STATED PROBLEM
Print all entries word for word.

RECORDS FOR THE TASK
§ §

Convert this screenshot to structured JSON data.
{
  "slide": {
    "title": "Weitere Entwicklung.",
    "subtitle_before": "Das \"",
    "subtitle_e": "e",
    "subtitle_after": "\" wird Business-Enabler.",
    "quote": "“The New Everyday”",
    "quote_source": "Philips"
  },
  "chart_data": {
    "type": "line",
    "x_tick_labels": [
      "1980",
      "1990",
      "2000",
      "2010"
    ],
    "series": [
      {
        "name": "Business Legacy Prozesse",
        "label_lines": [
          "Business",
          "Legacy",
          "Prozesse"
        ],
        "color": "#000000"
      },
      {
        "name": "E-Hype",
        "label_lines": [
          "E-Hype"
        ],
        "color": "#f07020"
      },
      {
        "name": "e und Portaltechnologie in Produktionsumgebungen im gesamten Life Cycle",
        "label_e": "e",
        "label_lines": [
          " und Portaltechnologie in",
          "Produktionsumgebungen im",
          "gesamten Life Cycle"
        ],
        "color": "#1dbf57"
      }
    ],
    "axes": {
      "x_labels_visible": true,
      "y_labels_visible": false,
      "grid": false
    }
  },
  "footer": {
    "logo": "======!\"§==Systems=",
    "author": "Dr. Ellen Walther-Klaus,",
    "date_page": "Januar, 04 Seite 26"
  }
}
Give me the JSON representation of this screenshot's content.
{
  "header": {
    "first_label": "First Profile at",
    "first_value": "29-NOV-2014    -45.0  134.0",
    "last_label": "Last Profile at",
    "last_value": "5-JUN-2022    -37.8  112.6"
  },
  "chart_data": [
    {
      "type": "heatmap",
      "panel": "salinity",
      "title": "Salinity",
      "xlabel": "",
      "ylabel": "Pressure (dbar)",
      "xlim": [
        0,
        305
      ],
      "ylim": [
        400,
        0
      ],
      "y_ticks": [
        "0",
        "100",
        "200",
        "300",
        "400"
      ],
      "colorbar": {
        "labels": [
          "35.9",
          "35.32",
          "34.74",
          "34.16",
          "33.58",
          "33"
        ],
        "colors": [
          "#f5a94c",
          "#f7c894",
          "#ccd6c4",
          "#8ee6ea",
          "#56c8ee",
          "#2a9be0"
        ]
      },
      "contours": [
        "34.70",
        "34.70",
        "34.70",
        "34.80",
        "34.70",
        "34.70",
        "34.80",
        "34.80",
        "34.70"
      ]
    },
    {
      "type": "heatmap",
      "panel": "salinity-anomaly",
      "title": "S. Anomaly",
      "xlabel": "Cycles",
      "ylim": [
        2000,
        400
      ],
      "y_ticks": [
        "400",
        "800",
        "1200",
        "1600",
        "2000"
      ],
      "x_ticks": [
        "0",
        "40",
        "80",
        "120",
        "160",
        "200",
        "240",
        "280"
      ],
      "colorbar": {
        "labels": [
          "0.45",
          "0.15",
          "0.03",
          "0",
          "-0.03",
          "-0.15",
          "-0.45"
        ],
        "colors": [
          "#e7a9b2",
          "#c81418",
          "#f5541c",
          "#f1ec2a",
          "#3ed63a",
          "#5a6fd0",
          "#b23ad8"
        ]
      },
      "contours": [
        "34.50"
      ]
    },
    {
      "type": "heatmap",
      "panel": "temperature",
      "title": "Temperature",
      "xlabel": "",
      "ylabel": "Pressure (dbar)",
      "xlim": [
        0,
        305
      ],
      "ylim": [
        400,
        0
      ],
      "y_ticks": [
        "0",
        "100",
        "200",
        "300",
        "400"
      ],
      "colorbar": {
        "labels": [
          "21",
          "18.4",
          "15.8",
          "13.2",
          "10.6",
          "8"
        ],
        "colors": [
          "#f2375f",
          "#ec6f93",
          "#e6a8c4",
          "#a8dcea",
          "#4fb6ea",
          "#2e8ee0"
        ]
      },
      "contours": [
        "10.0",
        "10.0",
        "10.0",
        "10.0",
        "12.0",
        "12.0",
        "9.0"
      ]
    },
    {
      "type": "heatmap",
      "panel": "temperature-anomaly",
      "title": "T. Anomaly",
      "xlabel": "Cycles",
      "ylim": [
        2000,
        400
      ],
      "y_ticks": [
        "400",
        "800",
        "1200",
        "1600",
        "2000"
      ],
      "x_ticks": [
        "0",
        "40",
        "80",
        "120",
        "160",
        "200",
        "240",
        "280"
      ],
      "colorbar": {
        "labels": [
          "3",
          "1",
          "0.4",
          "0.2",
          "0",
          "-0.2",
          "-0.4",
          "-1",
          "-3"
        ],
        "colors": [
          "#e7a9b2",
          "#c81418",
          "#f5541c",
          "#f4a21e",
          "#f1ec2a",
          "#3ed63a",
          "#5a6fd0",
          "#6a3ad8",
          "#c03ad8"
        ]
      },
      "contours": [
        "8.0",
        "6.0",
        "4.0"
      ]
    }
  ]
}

§ §

TASK OUTPUT
Convert this screenshot to structured JSON data.
{
  "slide": {
    "title": "Weitere Entwicklung.",
    "subtitle_before": "Das \"",
    "subtitle_e": "e",
    "subtitle_after": "\" wird Business-Enabler.",
    "quote": "“The New Everyday”",
    "quote_source": "Philips"
  },
  "chart_data": {
    "type": "line",
    "x_tick_labels": [
      "1980",
      "1990",
      "2000",
      "2010"
    ],
    "series": [
      {
        "name": "Business Legacy Prozesse",
        "label_lines": [
          "Business",
          "Legacy",
          "Prozesse"
        ],
        "color": "#000000"
      },
      {
        "name": "E-Hype",
        "label_lines": [
          "E-Hype"
        ],
        "color": "#f07020"
      },
      {
        "name": "e und Portaltechnologie in Produktionsumgebungen im gesamten Life Cycle",
        "label_e": "e",
        "label_lines": [
          " und Portaltechnologie in",
          "Produktionsumgebungen im",
          "gesamten Life Cycle"
        ],
        "color": "#1dbf57"
      }
    ],
    "axes": {
      "x_labels_visible": true,
      "y_labels_visible": false,
      "grid": false
    }
  },
  "footer": {
    "logo": "======!\"§==Systems=",
    "author": "Dr. Ellen Walther-Klaus,",
    "date_page": "Januar, 04 Seite 26"
  }
}
Give me the JSON representation of this screenshot's content.
{
  "header": {
    "first_label": "First Profile at",
    "first_value": "29-NOV-2014    -45.0  134.0",
    "last_label": "Last Profile at",
    "last_value": "5-JUN-2022    -37.8  112.6"
  },
  "chart_data": [
    {
      "type": "heatmap",
      "panel": "salinity",
      "title": "Salinity",
      "xlabel": "",
      "ylabel": "Pressure (dbar)",
      "xlim": [
        0,
        305
      ],
      "ylim": [
        400,
        0
      ],
      "y_ticks": [
        "0",
        "100",
        "200",
        "300",
        "400"
      ],
      "colorbar": {
        "labels": [
          "35.9",
          "35.32",
          "34.74",
          "34.16",
          "33.58",
          "33"
        ],
        "colors": [
          "#f5a94c",
          "#f7c894",
          "#ccd6c4",
          "#8ee6ea",
          "#56c8ee",
          "#2a9be0"
        ]
      },
      "contours": [
        "34.70",
        "34.70",
        "34.70",
        "34.80",
        "34.70",
        "34.70",
        "34.80",
        "34.80",
        "34.70"
      ]
    },
    {
      "type": "heatmap",
      "panel": "salinity-anomaly",
      "title": "S. Anomaly",
      "xlabel": "Cycles",
      "ylim": [
        2000,
        400
      ],
      "y_ticks": [
        "400",
        "800",
        "1200",
        "1600",
        "2000"
      ],
      "x_ticks": [
        "0",
        "40",
        "80",
        "120",
        "160",
        "200",
        "240",
        "280"
      ],
      "colorbar": {
        "labels": [
          "0.45",
          "0.15",
          "0.03",
          "0",
          "-0.03",
          "-0.15",
          "-0.45"
        ],
        "colors": [
          "#e7a9b2",
          "#c81418",
          "#f5541c",
          "#f1ec2a",
          "#3ed63a",
          "#5a6fd0",
          "#b23ad8"
        ]
      },
      "contours": [
        "34.50"
      ]
    },
    {
      "type": "heatmap",
      "panel": "temperature",
      "title": "Temperature",
      "xlabel": "",
      "ylabel": "Pressure (dbar)",
      "xlim": [
        0,
        305
      ],
      "ylim": [
        400,
        0
      ],
      "y_ticks": [
        "0",
        "100",
        "200",
        "300",
        "400"
      ],
      "colorbar": {
        "labels": [
          "21",
          "18.4",
          "15.8",
          "13.2",
          "10.6",
          "8"
        ],
        "colors": [
          "#f2375f",
          "#ec6f93",
          "#e6a8c4",
          "#a8dcea",
          "#4fb6ea",
          "#2e8ee0"
        ]
      },
      "contours": [
        "10.0",
        "10.0",
        "10.0",
        "10.0",
        "12.0",
        "12.0",
        "9.0"
      ]
    },
    {
      "type": "heatmap",
      "panel": "temperature-anomaly",
      "title": "T. Anomaly",
      "xlabel": "Cycles",
      "ylim": [
        2000,
        400
      ],
      "y_ticks": [
        "400",
        "800",
        "1200",
        "1600",
        "2000"
      ],
      "x_ticks": [
        "0",
        "40",
        "80",
        "120",
        "160",
        "200",
        "240",
        "280"
      ],
      "colorbar": {
        "labels": [
          "3",
          "1",
          "0.4",
          "0.2",
          "0",
          "-0.2",
          "-0.4",
          "-1",
          "-3"
        ],
        "colors": [
          "#e7a9b2",
          "#c81418",
          "#f5541c",
          "#f4a21e",
          "#f1ec2a",
          "#3ed63a",
          "#5a6fd0",
          "#6a3ad8",
          "#c03ad8"
        ]
      },
      "contours": [
        "8.0",
        "6.0",
        "4.0"
      ]
    }
  ]
}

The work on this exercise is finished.